(Extracted records)
┌──
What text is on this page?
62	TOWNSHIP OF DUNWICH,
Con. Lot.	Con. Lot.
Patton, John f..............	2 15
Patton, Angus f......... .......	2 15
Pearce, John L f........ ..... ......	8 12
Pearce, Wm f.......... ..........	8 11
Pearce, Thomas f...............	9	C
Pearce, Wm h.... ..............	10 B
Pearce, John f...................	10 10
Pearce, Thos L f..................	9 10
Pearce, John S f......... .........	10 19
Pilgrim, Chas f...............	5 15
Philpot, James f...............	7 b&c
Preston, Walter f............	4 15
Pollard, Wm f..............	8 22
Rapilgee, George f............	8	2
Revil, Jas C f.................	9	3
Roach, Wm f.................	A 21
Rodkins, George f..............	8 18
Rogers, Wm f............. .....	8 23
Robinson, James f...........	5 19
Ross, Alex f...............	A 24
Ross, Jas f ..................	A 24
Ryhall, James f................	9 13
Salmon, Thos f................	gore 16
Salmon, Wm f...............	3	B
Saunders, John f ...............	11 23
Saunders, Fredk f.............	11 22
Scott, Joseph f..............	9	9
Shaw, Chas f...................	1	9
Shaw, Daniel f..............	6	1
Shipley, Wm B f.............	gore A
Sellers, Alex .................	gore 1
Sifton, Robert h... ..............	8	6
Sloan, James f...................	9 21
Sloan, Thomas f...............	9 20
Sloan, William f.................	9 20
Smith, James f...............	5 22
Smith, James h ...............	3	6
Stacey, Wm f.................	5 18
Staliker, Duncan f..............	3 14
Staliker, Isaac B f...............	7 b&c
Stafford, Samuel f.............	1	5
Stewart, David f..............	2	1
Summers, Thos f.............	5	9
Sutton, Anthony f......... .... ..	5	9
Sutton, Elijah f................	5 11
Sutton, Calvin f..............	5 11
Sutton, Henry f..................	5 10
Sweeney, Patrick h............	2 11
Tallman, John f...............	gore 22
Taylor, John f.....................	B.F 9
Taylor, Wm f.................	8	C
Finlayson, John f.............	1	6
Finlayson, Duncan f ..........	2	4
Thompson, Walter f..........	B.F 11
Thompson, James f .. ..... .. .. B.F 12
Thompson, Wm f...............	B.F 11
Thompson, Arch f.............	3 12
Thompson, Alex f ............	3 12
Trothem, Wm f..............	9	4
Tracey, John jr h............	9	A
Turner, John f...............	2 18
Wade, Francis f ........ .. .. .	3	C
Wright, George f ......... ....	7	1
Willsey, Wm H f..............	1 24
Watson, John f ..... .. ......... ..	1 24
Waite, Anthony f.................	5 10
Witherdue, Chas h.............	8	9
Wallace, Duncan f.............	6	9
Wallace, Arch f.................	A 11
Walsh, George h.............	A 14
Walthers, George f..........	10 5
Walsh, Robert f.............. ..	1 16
└──
Problem statement = Hand back the material above in full, exactly as written.

Answer to the task =
What text is on this page?
62	TOWNSHIP OF DUNWICH,
Con. Lot.	Con. Lot.
Patton, John f..............	2 15
Patton, Angus f......... .......	2 15
Pearce, John L f........ ..... ......	8 12
Pearce, Wm f.......... ..........	8 11
Pearce, Thomas f...............	9	C
Pearce, Wm h.... ..............	10 B
Pearce, John f...................	10 10
Pearce, Thos L f..................	9 10
Pearce, John S f......... .........	10 19
Pilgrim, Chas f...............	5 15
Philpot, James f...............	7 b&c
Preston, Walter f............	4 15
Pollard, Wm f..............	8 22
Rapilgee, George f............	8	2
Revil, Jas C f.................	9	3
Roach, Wm f.................	A 21
Rodkins, George f..............	8 18
Rogers, Wm f............. .....	8 23
Robinson, James f...........	5 19
Ross, Alex f...............	A 24
Ross, Jas f ..................	A 24
Ryhall, James f................	9 13
Salmon, Thos f................	gore 16
Salmon, Wm f...............	3	B
Saunders, John f ...............	11 23
Saunders, Fredk f.............	11 22
Scott, Joseph f..............	9	9
Shaw, Chas f...................	1	9
Shaw, Daniel f..............	6	1
Shipley, Wm B f.............	gore A
Sellers, Alex .................	gore 1
Sifton, Robert h... ..............	8	6
Sloan, James f...................	9 21
Sloan, Thomas f...............	9 20
Sloan, William f.................	9 20
Smith, James f...............	5 22
Smith, James h ...............	3	6
Stacey, Wm f.................	5 18
Staliker, Duncan f..............	3 14
Staliker, Isaac B f...............	7 b&c
Stafford, Samuel f.............	1	5
Stewart, David f..............	2	1
Summers, Thos f.............	5	9
Sutton, Anthony f......... .... ..	5	9
Sutton, Elijah f................	5 11
Sutton, Calvin f..............	5 11
Sutton, Henry f..................	5 10
Sweeney, Patrick h............	2 11
Tallman, John f...............	gore 22
Taylor, John f.....................	B.F 9
Taylor, Wm f.................	8	C
Finlayson, John f.............	1	6
Finlayson, Duncan f ..........	2	4
Thompson, Walter f..........	B.F 11
Thompson, James f .. ..... .. .. B.F 12
Thompson, Wm f...............	B.F 11
Thompson, Arch f.............	3 12
Thompson, Alex f ............	3 12
Trothem, Wm f..............	9	4
Tracey, John jr h............	9	A
Turner, John f...............	2 18
Wade, Francis f ........ .. .. .	3	C
Wright, George f ......... ....	7	1
Willsey, Wm H f..............	1 24
Watson, John f ..... .. ......... ..	1 24
Waite, Anthony f.................	5 10
Witherdue, Chas h.............	8	9
Wallace, Duncan f.............	6	9
Wallace, Arch f.................	A 11
Walsh, George h.............	A 14
Walthers, George f..........	10 5
Walsh, Robert f.............. ..	1 16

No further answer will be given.